PROMPT: Retype all the records with nothing changed.

TASK INPUTS:
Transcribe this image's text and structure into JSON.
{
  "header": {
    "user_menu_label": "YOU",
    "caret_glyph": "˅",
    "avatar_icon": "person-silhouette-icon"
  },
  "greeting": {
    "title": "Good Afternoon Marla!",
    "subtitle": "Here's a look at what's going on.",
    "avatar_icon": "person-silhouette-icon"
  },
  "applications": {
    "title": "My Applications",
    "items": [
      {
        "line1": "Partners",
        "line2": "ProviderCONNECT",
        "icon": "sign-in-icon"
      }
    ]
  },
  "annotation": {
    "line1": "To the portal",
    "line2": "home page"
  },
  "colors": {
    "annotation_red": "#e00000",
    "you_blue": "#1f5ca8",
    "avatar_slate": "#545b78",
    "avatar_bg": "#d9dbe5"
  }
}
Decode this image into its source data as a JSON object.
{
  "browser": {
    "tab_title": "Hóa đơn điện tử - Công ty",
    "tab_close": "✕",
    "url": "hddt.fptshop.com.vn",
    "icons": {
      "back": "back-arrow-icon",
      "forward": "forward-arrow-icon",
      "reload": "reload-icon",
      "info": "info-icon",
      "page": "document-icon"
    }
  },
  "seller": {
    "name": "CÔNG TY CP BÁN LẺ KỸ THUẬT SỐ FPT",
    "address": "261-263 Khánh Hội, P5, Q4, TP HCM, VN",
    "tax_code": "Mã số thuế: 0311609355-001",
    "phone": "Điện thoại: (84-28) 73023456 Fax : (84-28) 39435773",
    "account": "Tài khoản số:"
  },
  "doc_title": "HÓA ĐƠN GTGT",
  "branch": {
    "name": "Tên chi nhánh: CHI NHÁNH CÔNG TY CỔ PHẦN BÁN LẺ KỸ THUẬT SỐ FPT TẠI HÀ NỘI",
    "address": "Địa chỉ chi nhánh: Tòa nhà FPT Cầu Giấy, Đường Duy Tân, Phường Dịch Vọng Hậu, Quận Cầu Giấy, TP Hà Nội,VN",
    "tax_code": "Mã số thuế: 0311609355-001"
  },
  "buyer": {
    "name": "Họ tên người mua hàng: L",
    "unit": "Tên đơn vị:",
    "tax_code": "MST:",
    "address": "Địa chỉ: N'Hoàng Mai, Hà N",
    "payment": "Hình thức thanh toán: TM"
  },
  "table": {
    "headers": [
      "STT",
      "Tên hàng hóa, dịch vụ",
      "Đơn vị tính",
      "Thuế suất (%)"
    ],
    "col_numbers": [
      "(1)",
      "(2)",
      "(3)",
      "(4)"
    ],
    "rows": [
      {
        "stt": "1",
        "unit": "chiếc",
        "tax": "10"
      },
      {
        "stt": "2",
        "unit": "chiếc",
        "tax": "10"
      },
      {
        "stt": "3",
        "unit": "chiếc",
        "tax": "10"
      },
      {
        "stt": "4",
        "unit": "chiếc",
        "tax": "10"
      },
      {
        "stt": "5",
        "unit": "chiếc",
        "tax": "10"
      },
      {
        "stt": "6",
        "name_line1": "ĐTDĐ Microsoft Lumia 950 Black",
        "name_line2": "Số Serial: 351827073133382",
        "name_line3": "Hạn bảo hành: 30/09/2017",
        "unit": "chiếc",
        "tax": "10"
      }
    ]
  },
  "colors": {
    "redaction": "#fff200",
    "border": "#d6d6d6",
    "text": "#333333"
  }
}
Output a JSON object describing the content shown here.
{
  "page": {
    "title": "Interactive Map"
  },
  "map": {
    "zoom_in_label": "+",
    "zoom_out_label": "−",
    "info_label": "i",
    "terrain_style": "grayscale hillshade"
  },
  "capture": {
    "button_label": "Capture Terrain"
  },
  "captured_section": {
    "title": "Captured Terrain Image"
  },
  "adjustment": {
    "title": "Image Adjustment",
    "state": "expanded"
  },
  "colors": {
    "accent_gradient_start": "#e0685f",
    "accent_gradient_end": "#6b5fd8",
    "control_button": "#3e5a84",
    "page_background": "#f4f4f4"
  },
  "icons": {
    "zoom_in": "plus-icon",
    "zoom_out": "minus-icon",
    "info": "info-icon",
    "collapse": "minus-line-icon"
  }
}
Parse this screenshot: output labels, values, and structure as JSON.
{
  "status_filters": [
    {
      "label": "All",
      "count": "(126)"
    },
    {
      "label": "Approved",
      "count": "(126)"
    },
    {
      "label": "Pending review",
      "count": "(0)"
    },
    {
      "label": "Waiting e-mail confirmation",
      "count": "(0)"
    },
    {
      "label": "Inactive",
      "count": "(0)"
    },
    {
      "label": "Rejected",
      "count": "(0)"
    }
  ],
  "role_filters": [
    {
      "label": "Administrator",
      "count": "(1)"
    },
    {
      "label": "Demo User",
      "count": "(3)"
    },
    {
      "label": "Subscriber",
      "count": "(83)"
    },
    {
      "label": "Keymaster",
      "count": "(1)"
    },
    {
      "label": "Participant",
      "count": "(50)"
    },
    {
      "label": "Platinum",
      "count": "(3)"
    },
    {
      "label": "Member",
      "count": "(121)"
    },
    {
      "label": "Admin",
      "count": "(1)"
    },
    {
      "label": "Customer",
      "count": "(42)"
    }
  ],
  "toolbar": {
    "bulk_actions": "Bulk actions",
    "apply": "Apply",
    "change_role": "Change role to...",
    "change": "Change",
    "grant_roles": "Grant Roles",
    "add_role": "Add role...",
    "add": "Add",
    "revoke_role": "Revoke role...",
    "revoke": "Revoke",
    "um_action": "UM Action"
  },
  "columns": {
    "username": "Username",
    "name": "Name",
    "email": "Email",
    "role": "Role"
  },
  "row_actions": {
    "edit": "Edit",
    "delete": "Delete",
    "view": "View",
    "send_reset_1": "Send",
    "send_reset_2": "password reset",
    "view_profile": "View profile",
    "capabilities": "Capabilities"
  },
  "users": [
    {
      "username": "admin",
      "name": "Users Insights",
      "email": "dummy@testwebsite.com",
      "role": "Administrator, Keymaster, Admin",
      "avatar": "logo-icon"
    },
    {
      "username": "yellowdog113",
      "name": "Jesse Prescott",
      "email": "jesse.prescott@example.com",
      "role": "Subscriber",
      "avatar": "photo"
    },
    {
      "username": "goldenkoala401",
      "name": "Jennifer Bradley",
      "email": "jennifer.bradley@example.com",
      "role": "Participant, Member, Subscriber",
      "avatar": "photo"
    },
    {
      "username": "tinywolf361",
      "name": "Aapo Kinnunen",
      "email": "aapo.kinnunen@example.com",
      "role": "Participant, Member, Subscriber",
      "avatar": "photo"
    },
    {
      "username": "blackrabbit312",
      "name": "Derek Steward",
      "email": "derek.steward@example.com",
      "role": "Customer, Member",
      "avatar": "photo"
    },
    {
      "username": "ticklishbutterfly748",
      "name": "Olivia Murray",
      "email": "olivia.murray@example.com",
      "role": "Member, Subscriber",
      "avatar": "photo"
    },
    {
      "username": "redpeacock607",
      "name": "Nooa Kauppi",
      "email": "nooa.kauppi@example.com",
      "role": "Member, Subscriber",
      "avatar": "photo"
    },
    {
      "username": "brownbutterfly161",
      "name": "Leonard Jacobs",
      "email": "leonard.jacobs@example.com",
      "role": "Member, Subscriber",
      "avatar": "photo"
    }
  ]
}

EXERCISE RESULT:
Transcribe this image's text and structure into JSON.
{
  "header": {
    "user_menu_label": "YOU",
    "caret_glyph": "˅",
    "avatar_icon": "person-silhouette-icon"
  },
  "greeting": {
    "title": "Good Afternoon Marla!",
    "subtitle": "Here's a look at what's going on.",
    "avatar_icon": "person-silhouette-icon"
  },
  "applications": {
    "title": "My Applications",
    "items": [
      {
        "line1": "Partners",
        "line2": "ProviderCONNECT",
        "icon": "sign-in-icon"
      }
    ]
  },
  "annotation": {
    "line1": "To the portal",
    "line2": "home page"
  },
  "colors": {
    "annotation_red": "#e00000",
    "you_blue": "#1f5ca8",
    "avatar_slate": "#545b78",
    "avatar_bg": "#d9dbe5"
  }
}
Decode this image into its source data as a JSON object.
{
  "browser": {
    "tab_title": "Hóa đơn điện tử - Công ty",
    "tab_close": "✕",
    "url": "hddt.fptshop.com.vn",
    "icons": {
      "back": "back-arrow-icon",
      "forward": "forward-arrow-icon",
      "reload": "reload-icon",
      "info": "info-icon",
      "page": "document-icon"
    }
  },
  "seller": {
    "name": "CÔNG TY CP BÁN LẺ KỸ THUẬT SỐ FPT",
    "address": "261-263 Khánh Hội, P5, Q4, TP HCM, VN",
    "tax_code": "Mã số thuế: 0311609355-001",
    "phone": "Điện thoại: (84-28) 73023456 Fax : (84-28) 39435773",
    "account": "Tài khoản số:"
  },
  "doc_title": "HÓA ĐƠN GTGT",
  "branch": {
    "name": "Tên chi nhánh: CHI NHÁNH CÔNG TY CỔ PHẦN BÁN LẺ KỸ THUẬT SỐ FPT TẠI HÀ NỘI",
    "address": "Địa chỉ chi nhánh: Tòa nhà FPT Cầu Giấy, Đường Duy Tân, Phường Dịch Vọng Hậu, Quận Cầu Giấy, TP Hà Nội,VN",
    "tax_code": "Mã số thuế: 0311609355-001"
  },
  "buyer": {
    "name": "Họ tên người mua hàng: L",
    "unit": "Tên đơn vị:",
    "tax_code": "MST:",
    "address": "Địa chỉ: N'Hoàng Mai, Hà N",
    "payment": "Hình thức thanh toán: TM"
  },
  "table": {
    "headers": [
      "STT",
      "Tên hàng hóa, dịch vụ",
      "Đơn vị tính",
      "Thuế suất (%)"
    ],
    "col_numbers": [
      "(1)",
      "(2)",
      "(3)",
      "(4)"
    ],
    "rows": [
      {
        "stt": "1",
        "unit": "chiếc",
        "tax": "10"
      },
      {
        "stt": "2",
        "unit": "chiếc",
        "tax": "10"
      },
      {
        "stt": "3",
        "unit": "chiếc",
        "tax": "10"
      },
      {
        "stt": "4",
        "unit": "chiếc",
        "tax": "10"
      },
      {
        "stt": "5",
        "unit": "chiếc",
        "tax": "10"
      },
      {
        "stt": "6",
        "name_line1": "ĐTDĐ Microsoft Lumia 950 Black",
        "name_line2": "Số Serial: 351827073133382",
        "name_line3": "Hạn bảo hành: 30/09/2017",
        "unit": "chiếc",
        "tax": "10"
      }
    ]
  },
  "colors": {
    "redaction": "#fff200",
    "border": "#d6d6d6",
    "text": "#333333"
  }
}
Output a JSON object describing the content shown here.
{
  "page": {
    "title": "Interactive Map"
  },
  "map": {
    "zoom_in_label": "+",
    "zoom_out_label": "−",
    "info_label": "i",
    "terrain_style": "grayscale hillshade"
  },
  "capture": {
    "button_label": "Capture Terrain"
  },
  "captured_section": {
    "title": "Captured Terrain Image"
  },
  "adjustment": {
    "title": "Image Adjustment",
    "state": "expanded"
  },
  "colors": {
    "accent_gradient_start": "#e0685f",
    "accent_gradient_end": "#6b5fd8",
    "control_button": "#3e5a84",
    "page_background": "#f4f4f4"
  },
  "icons": {
    "zoom_in": "plus-icon",
    "zoom_out": "minus-icon",
    "info": "info-icon",
    "collapse": "minus-line-icon"
  }
}
Parse this screenshot: output labels, values, and structure as JSON.
{
  "status_filters": [
    {
      "label": "All",
      "count": "(126)"
    },
    {
      "label": "Approved",
      "count": "(126)"
    },
    {
      "label": "Pending review",
      "count": "(0)"
    },
    {
      "label": "Waiting e-mail confirmation",
      "count": "(0)"
    },
    {
      "label": "Inactive",
      "count": "(0)"
    },
    {
      "label": "Rejected",
      "count": "(0)"
    }
  ],
  "role_filters": [
    {
      "label": "Administrator",
      "count": "(1)"
    },
    {
      "label": "Demo User",
      "count": "(3)"
    },
    {
      "label": "Subscriber",
      "count": "(83)"
    },
    {
      "label": "Keymaster",
      "count": "(1)"
    },
    {
      "label": "Participant",
      "count": "(50)"
    },
    {
      "label": "Platinum",
      "count": "(3)"
    },
    {
      "label": "Member",
      "count": "(121)"
    },
    {
      "label": "Admin",
      "count": "(1)"
    },
    {
      "label": "Customer",
      "count": "(42)"
    }
  ],
  "toolbar": {
    "bulk_actions": "Bulk actions",
    "apply": "Apply",
    "change_role": "Change role to...",
    "change": "Change",
    "grant_roles": "Grant Roles",
    "add_role": "Add role...",
    "add": "Add",
    "revoke_role": "Revoke role...",
    "revoke": "Revoke",
    "um_action": "UM Action"
  },
  "columns": {
    "username": "Username",
    "name": "Name",
    "email": "Email",
    "role": "Role"
  },
  "row_actions": {
    "edit": "Edit",
    "delete": "Delete",
    "view": "View",
    "send_reset_1": "Send",
    "send_reset_2": "password reset",
    "view_profile": "View profile",
    "capabilities": "Capabilities"
  },
  "users": [
    {
      "username": "admin",
      "name": "Users Insights",
      "email": "dummy@testwebsite.com",
      "role": "Administrator, Keymaster, Admin",
      "avatar": "logo-icon"
    },
    {
      "username": "yellowdog113",
      "name": "Jesse Prescott",
      "email": "jesse.prescott@example.com",
      "role": "Subscriber",
      "avatar": "photo"
    },
    {
      "username": "goldenkoala401",
      "name": "Jennifer Bradley",
      "email": "jennifer.bradley@example.com",
      "role": "Participant, Member, Subscriber",
      "avatar": "photo"
    },
    {
      "username": "tinywolf361",
      "name": "Aapo Kinnunen",
      "email": "aapo.kinnunen@example.com",
      "role": "Participant, Member, Subscriber",
      "avatar": "photo"
    },
    {
      "username": "blackrabbit312",
      "name": "Derek Steward",
      "email": "derek.steward@example.com",
      "role": "Customer, Member",
      "avatar": "photo"
    },
    {
      "username": "ticklishbutterfly748",
      "name": "Olivia Murray",
      "email": "olivia.murray@example.com",
      "role": "Member, Subscriber",
      "avatar": "photo"
    },
    {
      "username": "redpeacock607",
      "name": "Nooa Kauppi",
      "email": "nooa.kauppi@example.com",
      "role": "Member, Subscriber",
      "avatar": "photo"
    },
    {
      "username": "brownbutterfly161",
      "name": "Leonard Jacobs",
      "email": "leonard.jacobs@example.com",
      "role": "Member, Subscriber",
      "avatar": "photo"
    }
  ]
}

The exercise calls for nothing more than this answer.